[Consegna A]:
Riporta identiche le righe dell'elenco, dalla prima fino alla riga con "cell-project: 象屿招商公园1872北区 (205, 545, 375, 565)", inclusa.

Consiglio di lettura: David Van Reybrouck, CONTRO LE ELEZIONI-Perché Votare Non è Più Democratico-
Serie bianca-FELTRINELLI, 2015, p. 155


Felice C. Besostri

franco ha detto...

Mi pare ci sia piena coincidenza con l’incipit del mio intervento che sottolineo: le istituzioni non rappresentano più la sede della saldatura tra società e politica da realizzarsi attraverso il suffragio e, di conseguenza, il consenso e svolgendo così il ruolo indispensabile di mediazione sociale e culturale.

lorenzo ha detto...

[Dati estratti]:
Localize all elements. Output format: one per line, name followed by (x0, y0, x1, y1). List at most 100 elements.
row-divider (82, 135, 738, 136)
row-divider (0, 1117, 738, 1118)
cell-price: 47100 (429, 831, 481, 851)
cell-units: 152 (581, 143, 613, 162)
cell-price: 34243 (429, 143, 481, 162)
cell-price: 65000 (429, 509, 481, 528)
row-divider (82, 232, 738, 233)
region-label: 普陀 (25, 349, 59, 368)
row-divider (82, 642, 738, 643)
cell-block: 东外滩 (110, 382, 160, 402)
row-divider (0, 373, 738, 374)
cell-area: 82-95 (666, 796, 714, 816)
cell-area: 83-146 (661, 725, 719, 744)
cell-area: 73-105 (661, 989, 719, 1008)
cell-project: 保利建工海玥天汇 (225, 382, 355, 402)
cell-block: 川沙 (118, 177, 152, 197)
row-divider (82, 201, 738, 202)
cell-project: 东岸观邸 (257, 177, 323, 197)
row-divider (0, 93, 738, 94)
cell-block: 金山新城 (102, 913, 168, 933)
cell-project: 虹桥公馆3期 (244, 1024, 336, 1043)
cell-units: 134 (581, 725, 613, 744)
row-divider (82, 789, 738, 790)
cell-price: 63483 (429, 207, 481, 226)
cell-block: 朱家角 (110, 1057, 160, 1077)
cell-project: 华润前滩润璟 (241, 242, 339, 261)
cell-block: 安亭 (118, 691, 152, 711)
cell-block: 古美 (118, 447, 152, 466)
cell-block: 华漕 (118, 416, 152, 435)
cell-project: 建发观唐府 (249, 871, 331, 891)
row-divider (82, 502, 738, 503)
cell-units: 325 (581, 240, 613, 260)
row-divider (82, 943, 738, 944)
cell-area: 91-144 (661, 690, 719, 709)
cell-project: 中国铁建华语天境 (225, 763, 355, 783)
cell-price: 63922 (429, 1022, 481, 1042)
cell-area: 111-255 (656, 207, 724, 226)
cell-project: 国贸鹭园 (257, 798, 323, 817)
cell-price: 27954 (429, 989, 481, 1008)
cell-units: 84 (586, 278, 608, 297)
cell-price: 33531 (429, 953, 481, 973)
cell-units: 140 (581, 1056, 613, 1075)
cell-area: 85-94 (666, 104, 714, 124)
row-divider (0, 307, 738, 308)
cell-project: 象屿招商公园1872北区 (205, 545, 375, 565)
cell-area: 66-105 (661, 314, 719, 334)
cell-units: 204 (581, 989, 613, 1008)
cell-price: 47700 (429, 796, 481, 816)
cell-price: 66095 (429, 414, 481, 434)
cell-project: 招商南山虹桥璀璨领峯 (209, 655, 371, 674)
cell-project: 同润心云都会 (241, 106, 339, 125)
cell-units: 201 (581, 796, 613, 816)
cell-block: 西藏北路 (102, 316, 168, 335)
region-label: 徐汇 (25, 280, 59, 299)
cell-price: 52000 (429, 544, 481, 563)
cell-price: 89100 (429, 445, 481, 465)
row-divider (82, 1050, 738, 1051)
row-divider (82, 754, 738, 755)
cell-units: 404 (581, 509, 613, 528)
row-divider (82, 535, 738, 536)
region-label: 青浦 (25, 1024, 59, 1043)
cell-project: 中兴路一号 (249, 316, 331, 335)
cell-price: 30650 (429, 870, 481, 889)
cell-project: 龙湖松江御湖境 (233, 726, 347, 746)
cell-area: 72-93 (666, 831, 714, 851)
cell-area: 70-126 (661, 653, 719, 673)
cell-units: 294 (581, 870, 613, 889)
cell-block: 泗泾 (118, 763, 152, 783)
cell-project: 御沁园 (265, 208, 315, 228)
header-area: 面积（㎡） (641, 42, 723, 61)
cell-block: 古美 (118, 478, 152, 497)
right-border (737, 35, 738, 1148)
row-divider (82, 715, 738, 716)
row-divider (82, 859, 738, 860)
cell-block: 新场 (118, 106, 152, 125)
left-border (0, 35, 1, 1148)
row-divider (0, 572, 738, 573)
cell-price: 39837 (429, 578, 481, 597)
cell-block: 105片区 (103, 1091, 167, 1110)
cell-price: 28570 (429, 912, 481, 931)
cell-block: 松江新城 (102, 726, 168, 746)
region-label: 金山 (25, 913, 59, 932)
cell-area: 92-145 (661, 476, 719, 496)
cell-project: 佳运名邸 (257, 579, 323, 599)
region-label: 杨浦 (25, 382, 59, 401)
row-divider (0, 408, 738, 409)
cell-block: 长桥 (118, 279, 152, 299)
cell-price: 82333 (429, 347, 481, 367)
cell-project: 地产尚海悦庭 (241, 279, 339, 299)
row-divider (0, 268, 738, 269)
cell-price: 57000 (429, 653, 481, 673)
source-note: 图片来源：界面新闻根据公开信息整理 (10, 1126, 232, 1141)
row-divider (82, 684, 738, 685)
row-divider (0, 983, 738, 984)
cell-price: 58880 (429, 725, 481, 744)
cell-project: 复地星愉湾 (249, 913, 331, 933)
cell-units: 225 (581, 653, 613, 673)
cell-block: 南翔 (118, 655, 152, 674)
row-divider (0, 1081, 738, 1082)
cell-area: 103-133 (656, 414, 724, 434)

[Consegna B]:
Nel segmento del documento, quale editore ha pubblicato il libro consigliato?

[Risposta completa A]:
Localize all elements. Output format: one per line, name followed by (x0, y0, x1, y1). List at most 100 elements.
row-divider (82, 135, 738, 136)
row-divider (0, 1117, 738, 1118)
cell-price: 47100 (429, 831, 481, 851)
cell-units: 152 (581, 143, 613, 162)
cell-price: 34243 (429, 143, 481, 162)
cell-price: 65000 (429, 509, 481, 528)
row-divider (82, 232, 738, 233)
region-label: 普陀 (25, 349, 59, 368)
row-divider (82, 642, 738, 643)
cell-block: 东外滩 (110, 382, 160, 402)
row-divider (0, 373, 738, 374)
cell-area: 82-95 (666, 796, 714, 816)
cell-area: 83-146 (661, 725, 719, 744)
cell-area: 73-105 (661, 989, 719, 1008)
cell-project: 保利建工海玥天汇 (225, 382, 355, 402)
cell-block: 川沙 (118, 177, 152, 197)
row-divider (82, 201, 738, 202)
cell-project: 东岸观邸 (257, 177, 323, 197)
row-divider (0, 93, 738, 94)
cell-block: 金山新城 (102, 913, 168, 933)
cell-project: 虹桥公馆3期 (244, 1024, 336, 1043)
cell-units: 134 (581, 725, 613, 744)
row-divider (82, 789, 738, 790)
cell-price: 63483 (429, 207, 481, 226)
cell-block: 朱家角 (110, 1057, 160, 1077)
cell-project: 华润前滩润璟 (241, 242, 339, 261)
cell-block: 安亭 (118, 691, 152, 711)
cell-block: 古美 (118, 447, 152, 466)
cell-block: 华漕 (118, 416, 152, 435)
cell-project: 建发观唐府 (249, 871, 331, 891)
row-divider (82, 502, 738, 503)
cell-units: 325 (581, 240, 613, 260)
row-divider (82, 943, 738, 944)
cell-area: 91-144 (661, 690, 719, 709)
cell-project: 中国铁建华语天境 (225, 763, 355, 783)
cell-price: 63922 (429, 1022, 481, 1042)
cell-area: 111-255 (656, 207, 724, 226)
cell-project: 国贸鹭园 (257, 798, 323, 817)
cell-price: 27954 (429, 989, 481, 1008)
cell-units: 84 (586, 278, 608, 297)
cell-price: 33531 (429, 953, 481, 973)
cell-units: 140 (581, 1056, 613, 1075)
cell-area: 85-94 (666, 104, 714, 124)
row-divider (0, 307, 738, 308)
cell-project: 象屿招商公园1872北区 (205, 545, 375, 565)

[Risposta completa B]:
Feltrinelli, nella Serie bianca, nel 2015.